- _To be done_
Copy every line that mentions the word "TESTING".

--- START OF Record excerpts ---

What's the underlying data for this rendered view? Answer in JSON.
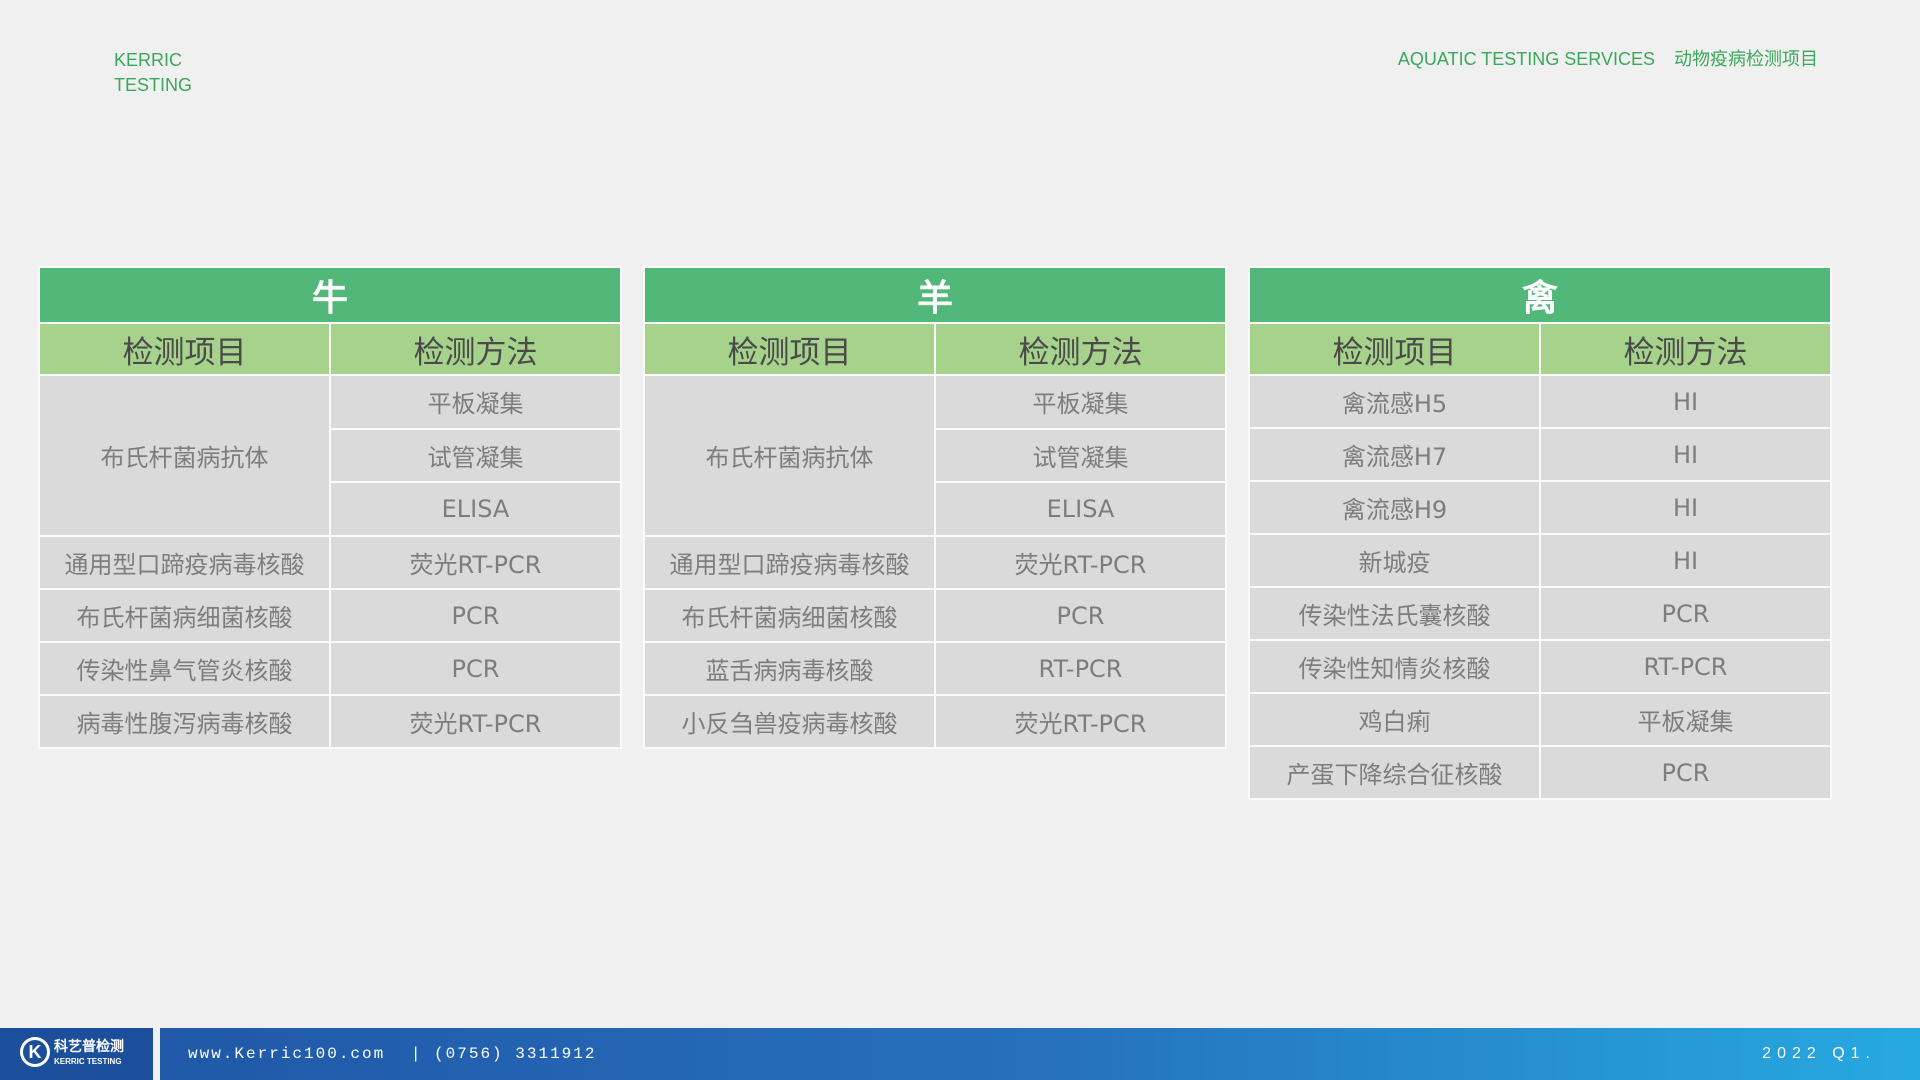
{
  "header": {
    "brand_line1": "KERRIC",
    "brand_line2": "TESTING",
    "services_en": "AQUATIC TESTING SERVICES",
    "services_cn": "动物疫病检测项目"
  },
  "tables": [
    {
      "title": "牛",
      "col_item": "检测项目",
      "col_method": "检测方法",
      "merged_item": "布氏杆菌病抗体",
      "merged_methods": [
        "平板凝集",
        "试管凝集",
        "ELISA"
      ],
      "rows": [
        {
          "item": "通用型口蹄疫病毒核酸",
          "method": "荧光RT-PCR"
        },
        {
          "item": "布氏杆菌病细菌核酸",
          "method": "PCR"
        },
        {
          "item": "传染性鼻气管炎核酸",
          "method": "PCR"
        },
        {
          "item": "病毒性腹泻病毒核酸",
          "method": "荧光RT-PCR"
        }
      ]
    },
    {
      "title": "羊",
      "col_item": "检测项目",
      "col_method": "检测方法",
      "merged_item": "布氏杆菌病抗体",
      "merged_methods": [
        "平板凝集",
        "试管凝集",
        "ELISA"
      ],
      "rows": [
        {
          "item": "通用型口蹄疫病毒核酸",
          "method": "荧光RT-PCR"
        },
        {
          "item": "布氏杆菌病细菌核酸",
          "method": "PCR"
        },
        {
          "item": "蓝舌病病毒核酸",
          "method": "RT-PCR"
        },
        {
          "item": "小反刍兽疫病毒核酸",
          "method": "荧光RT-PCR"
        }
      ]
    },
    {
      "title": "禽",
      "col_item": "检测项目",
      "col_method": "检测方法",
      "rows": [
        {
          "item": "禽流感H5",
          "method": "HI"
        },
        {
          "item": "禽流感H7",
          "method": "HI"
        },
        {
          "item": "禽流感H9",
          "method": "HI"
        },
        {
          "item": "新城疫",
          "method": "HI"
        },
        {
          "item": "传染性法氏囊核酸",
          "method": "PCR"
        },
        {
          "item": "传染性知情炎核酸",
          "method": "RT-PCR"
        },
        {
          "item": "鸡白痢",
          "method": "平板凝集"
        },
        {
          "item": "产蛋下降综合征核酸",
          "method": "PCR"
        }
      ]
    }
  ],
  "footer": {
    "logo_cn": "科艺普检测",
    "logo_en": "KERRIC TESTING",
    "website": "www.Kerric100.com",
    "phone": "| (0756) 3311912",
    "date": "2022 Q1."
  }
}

--- END OF Record excerpts ---

- _Answer to the problem_
    "brand_line2": "TESTING",
    "services_en": "AQUATIC TESTING SERVICES",
    "logo_en": "KERRIC TESTING",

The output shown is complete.